* _About this exercise_
Your answer should be one number: the count of lines in the records that include the word "good".

Start of Records supplied

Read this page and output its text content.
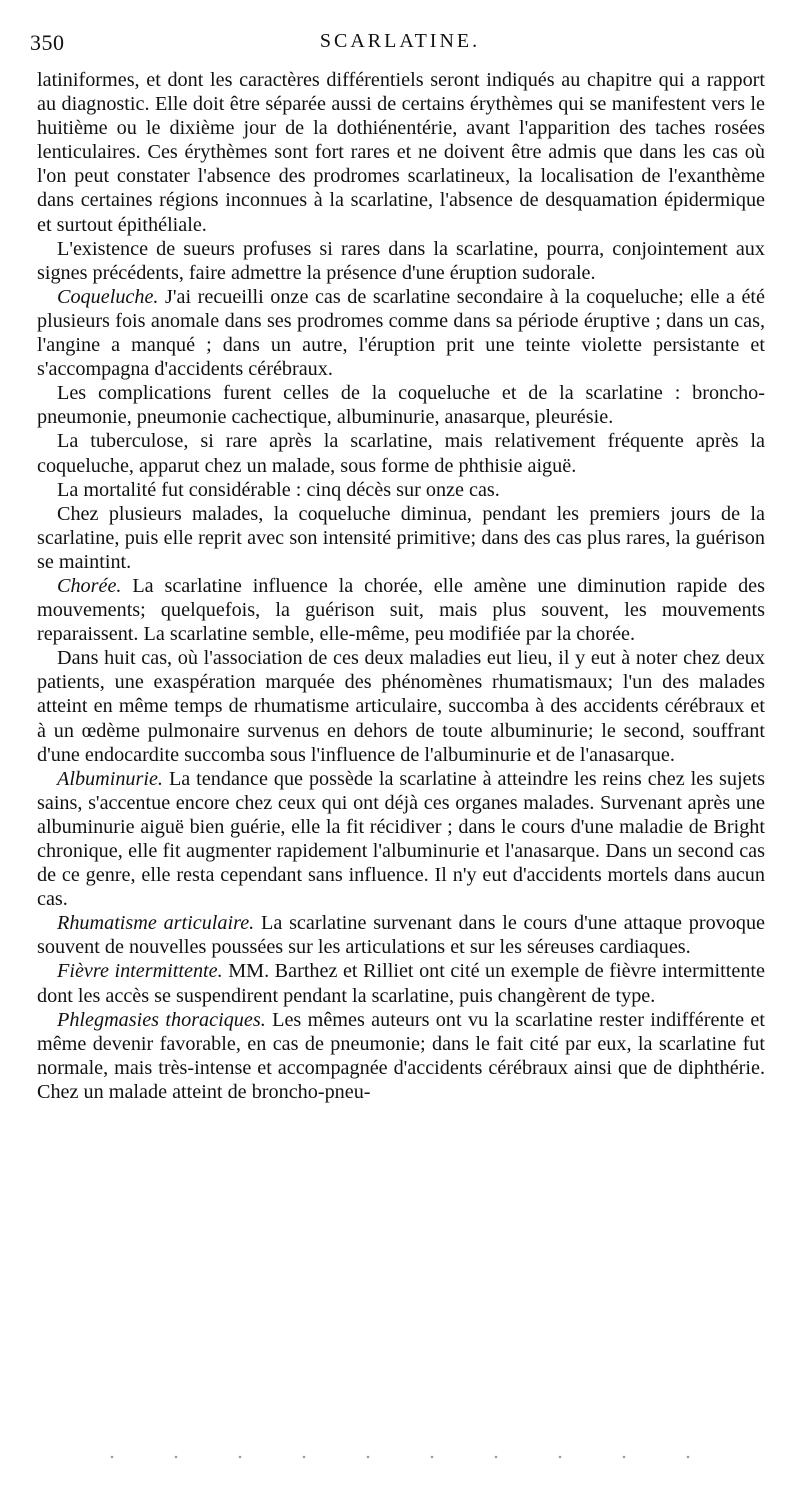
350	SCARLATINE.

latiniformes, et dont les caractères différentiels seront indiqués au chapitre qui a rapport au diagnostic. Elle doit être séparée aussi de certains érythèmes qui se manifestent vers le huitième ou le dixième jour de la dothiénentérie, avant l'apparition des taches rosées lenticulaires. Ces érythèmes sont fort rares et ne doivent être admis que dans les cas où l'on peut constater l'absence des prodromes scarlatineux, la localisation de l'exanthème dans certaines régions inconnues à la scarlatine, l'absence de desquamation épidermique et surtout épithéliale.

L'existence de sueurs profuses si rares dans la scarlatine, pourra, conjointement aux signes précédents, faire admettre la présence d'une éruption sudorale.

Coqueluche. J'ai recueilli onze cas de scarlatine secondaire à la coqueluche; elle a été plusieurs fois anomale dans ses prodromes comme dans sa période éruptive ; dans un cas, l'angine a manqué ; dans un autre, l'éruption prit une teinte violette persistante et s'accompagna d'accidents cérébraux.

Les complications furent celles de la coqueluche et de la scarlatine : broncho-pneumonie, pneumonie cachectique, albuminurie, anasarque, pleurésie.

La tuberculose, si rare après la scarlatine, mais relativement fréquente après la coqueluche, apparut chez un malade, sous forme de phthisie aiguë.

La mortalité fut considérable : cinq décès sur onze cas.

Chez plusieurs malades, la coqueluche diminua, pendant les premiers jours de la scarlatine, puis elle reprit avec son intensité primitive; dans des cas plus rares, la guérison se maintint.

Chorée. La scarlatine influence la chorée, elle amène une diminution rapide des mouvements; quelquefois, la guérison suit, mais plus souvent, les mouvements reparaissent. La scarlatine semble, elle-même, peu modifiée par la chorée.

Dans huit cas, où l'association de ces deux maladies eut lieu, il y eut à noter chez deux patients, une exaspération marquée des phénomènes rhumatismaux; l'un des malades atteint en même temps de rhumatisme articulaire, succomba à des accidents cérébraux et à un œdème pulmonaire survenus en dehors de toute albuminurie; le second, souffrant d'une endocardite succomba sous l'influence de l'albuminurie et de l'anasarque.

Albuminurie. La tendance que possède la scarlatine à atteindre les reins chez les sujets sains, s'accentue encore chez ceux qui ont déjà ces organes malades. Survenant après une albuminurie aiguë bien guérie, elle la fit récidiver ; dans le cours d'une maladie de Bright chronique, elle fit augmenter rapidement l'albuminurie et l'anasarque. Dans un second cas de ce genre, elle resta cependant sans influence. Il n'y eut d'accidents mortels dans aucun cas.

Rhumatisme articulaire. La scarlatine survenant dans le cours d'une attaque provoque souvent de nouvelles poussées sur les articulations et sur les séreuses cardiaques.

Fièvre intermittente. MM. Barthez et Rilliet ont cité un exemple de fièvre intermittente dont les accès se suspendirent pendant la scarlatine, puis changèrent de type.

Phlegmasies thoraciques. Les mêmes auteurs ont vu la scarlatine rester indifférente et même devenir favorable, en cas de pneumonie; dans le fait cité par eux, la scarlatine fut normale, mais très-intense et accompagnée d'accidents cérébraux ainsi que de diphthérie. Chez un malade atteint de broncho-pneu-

End of Records supplied
Start of Records supplied

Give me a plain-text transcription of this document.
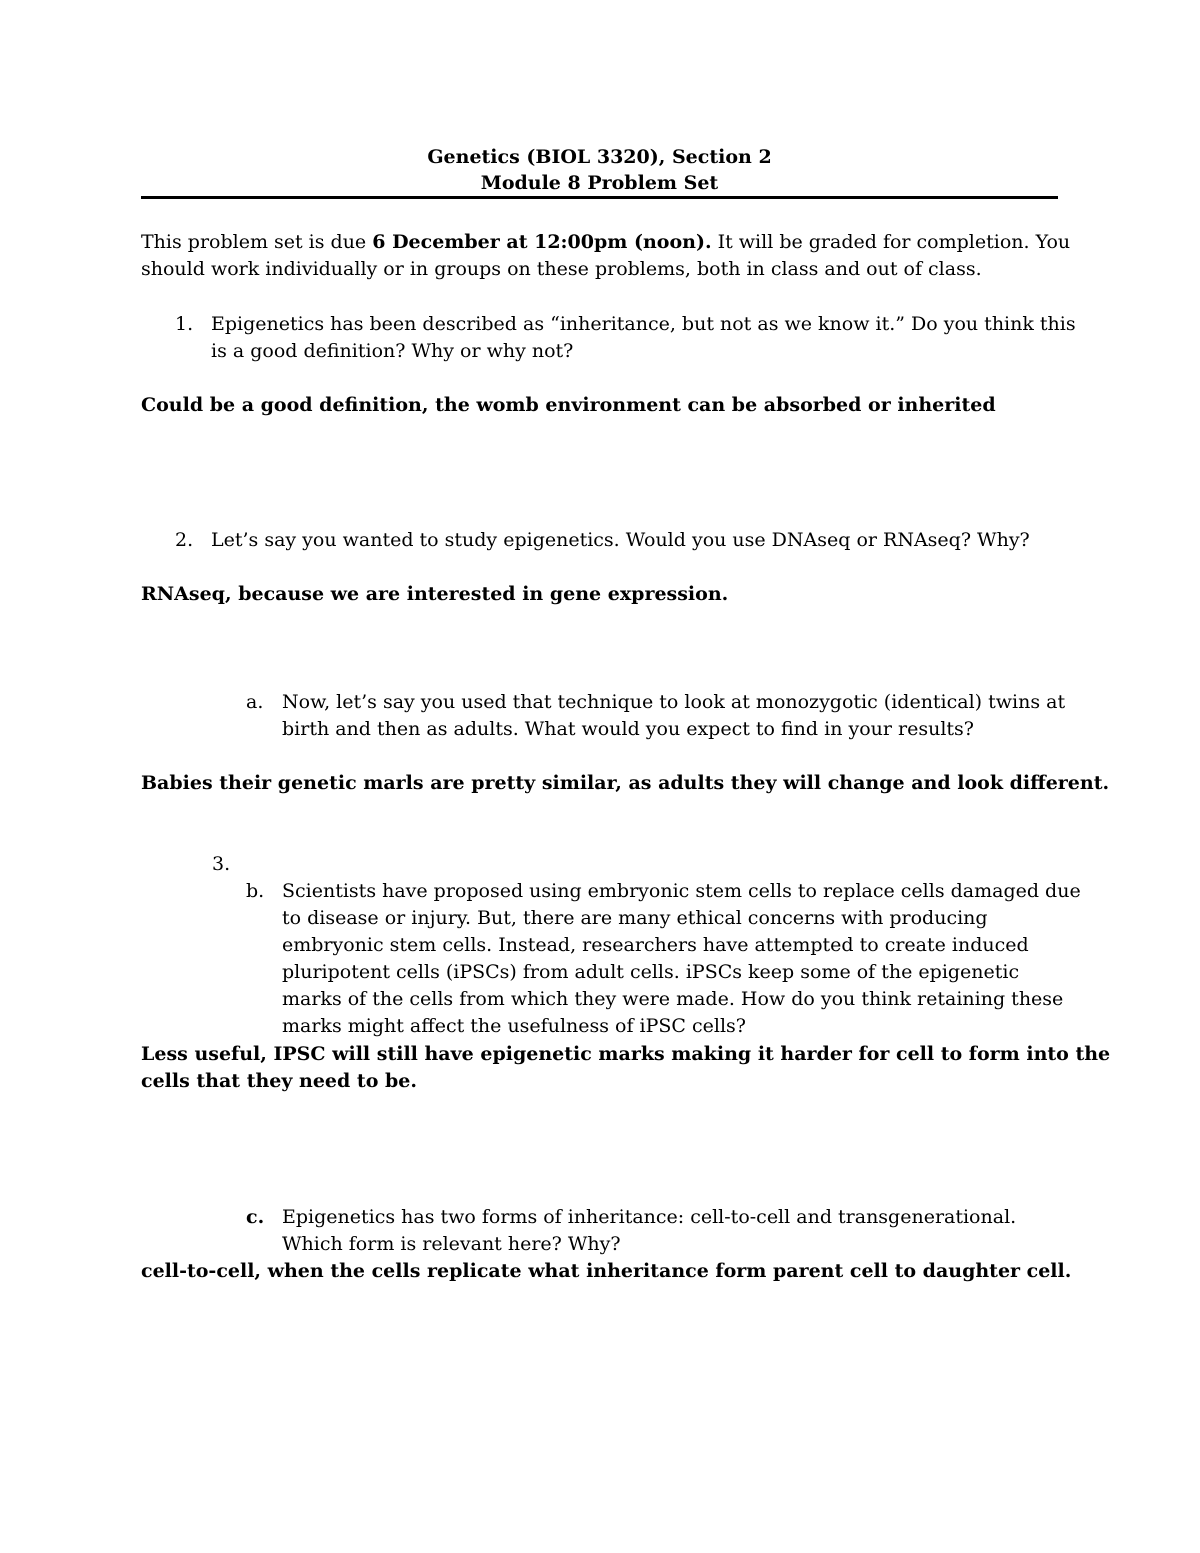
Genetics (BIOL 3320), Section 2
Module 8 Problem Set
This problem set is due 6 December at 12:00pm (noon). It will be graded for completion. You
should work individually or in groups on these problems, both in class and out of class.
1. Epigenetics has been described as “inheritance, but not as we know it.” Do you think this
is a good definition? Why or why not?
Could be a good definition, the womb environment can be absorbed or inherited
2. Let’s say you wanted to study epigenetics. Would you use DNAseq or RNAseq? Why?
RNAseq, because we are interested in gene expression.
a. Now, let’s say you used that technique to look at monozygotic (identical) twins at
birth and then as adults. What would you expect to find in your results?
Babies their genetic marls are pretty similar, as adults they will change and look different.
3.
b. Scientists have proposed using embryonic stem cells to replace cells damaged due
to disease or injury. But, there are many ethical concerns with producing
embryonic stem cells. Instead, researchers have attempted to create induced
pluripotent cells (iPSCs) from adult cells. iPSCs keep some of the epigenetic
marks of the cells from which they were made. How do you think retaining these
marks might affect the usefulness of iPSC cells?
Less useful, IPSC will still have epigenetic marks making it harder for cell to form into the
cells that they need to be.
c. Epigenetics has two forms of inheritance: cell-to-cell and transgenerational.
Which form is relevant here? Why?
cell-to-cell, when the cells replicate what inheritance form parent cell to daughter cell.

End of Records supplied

* _Written response_
2